=== Record excerpts ===
"""
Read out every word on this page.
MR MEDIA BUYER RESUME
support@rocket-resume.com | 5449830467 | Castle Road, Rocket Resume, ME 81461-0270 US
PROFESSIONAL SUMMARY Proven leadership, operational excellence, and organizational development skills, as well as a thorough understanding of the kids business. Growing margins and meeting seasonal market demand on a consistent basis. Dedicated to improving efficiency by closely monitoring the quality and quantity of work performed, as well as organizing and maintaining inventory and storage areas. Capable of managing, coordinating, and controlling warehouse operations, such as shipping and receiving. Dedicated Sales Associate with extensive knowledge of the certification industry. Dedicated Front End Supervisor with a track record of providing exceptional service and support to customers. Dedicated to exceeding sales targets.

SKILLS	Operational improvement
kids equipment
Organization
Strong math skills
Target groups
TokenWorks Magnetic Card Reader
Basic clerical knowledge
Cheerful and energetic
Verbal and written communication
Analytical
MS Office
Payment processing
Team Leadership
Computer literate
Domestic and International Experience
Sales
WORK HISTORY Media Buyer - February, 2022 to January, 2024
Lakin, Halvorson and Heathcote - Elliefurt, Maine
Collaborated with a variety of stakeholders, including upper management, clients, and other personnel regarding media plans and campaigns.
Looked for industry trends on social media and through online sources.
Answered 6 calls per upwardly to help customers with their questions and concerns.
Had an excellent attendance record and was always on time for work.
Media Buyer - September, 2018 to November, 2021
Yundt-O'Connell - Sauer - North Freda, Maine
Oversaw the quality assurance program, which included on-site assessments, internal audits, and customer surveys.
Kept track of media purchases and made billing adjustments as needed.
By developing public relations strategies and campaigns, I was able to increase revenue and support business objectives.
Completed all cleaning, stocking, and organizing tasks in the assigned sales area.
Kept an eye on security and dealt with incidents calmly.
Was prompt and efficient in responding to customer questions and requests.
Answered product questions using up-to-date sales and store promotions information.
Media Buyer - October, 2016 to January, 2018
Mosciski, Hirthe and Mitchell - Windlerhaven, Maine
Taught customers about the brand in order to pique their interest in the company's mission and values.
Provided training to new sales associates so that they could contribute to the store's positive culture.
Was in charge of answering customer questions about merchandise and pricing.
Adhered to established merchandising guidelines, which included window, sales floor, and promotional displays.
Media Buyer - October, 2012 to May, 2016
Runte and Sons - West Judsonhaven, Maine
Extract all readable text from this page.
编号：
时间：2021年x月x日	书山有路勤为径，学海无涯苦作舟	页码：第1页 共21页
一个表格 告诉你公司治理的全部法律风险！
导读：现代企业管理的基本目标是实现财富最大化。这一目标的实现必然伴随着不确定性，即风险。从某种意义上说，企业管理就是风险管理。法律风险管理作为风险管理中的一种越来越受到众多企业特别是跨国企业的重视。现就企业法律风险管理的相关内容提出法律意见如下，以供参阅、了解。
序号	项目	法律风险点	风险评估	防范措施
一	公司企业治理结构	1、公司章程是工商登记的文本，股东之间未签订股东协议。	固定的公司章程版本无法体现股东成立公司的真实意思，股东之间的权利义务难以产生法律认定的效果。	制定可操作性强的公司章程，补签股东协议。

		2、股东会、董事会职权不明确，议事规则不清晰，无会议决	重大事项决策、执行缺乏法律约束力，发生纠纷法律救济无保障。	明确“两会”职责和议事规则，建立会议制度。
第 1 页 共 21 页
"""
=== What you need to do ===
Write the listing out again, exactly as shown above.

=== Expected answer ===
Read out every word on this page.
MR MEDIA BUYER RESUME
support@rocket-resume.com | 5449830467 | Castle Road, Rocket Resume, ME 81461-0270 US
PROFESSIONAL SUMMARY Proven leadership, operational excellence, and organizational development skills, as well as a thorough understanding of the kids business. Growing margins and meeting seasonal market demand on a consistent basis. Dedicated to improving efficiency by closely monitoring the quality and quantity of work performed, as well as organizing and maintaining inventory and storage areas. Capable of managing, coordinating, and controlling warehouse operations, such as shipping and receiving. Dedicated Sales Associate with extensive knowledge of the certification industry. Dedicated Front End Supervisor with a track record of providing exceptional service and support to customers. Dedicated to exceeding sales targets.

SKILLS	Operational improvement
kids equipment
Organization
Strong math skills
Target groups
TokenWorks Magnetic Card Reader
Basic clerical knowledge
Cheerful and energetic
Verbal and written communication
Analytical
MS Office
Payment processing
Team Leadership
Computer literate
Domestic and International Experience
Sales
WORK HISTORY Media Buyer - February, 2022 to January, 2024
Lakin, Halvorson and Heathcote - Elliefurt, Maine
Collaborated with a variety of stakeholders, including upper management, clients, and other personnel regarding media plans and campaigns.
Looked for industry trends on social media and through online sources.
Answered 6 calls per upwardly to help customers with their questions and concerns.
Had an excellent attendance record and was always on time for work.
Media Buyer - September, 2018 to November, 2021
Yundt-O'Connell - Sauer - North Freda, Maine
Oversaw the quality assurance program, which included on-site assessments, internal audits, and customer surveys.
Kept track of media purchases and made billing adjustments as needed.
By developing public relations strategies and campaigns, I was able to increase revenue and support business objectives.
Completed all cleaning, stocking, and organizing tasks in the assigned sales area.
Kept an eye on security and dealt with incidents calmly.
Was prompt and efficient in responding to customer questions and requests.
Answered product questions using up-to-date sales and store promotions information.
Media Buyer - October, 2016 to January, 2018
Mosciski, Hirthe and Mitchell - Windlerhaven, Maine
Taught customers about the brand in order to pique their interest in the company's mission and values.
Provided training to new sales associates so that they could contribute to the store's positive culture.
Was in charge of answering customer questions about merchandise and pricing.
Adhered to established merchandising guidelines, which included window, sales floor, and promotional displays.
Media Buyer - October, 2012 to May, 2016
Runte and Sons - West Judsonhaven, Maine
Extract all readable text from this page.
编号：
时间：2021年x月x日	书山有路勤为径，学海无涯苦作舟	页码：第1页 共21页
一个表格 告诉你公司治理的全部法律风险！
导读：现代企业管理的基本目标是实现财富最大化。这一目标的实现必然伴随着不确定性，即风险。从某种意义上说，企业管理就是风险管理。法律风险管理作为风险管理中的一种越来越受到众多企业特别是跨国企业的重视。现就企业法律风险管理的相关内容提出法律意见如下，以供参阅、了解。
序号	项目	法律风险点	风险评估	防范措施
一	公司企业治理结构	1、公司章程是工商登记的文本，股东之间未签订股东协议。	固定的公司章程版本无法体现股东成立公司的真实意思，股东之间的权利义务难以产生法律认定的效果。	制定可操作性强的公司章程，补签股东协议。

		2、股东会、董事会职权不明确，议事规则不清晰，无会议决	重大事项决策、执行缺乏法律约束力，发生纠纷法律救济无保障。	明确“两会”职责和议事规则，建立会议制度。
第 1 页 共 21 页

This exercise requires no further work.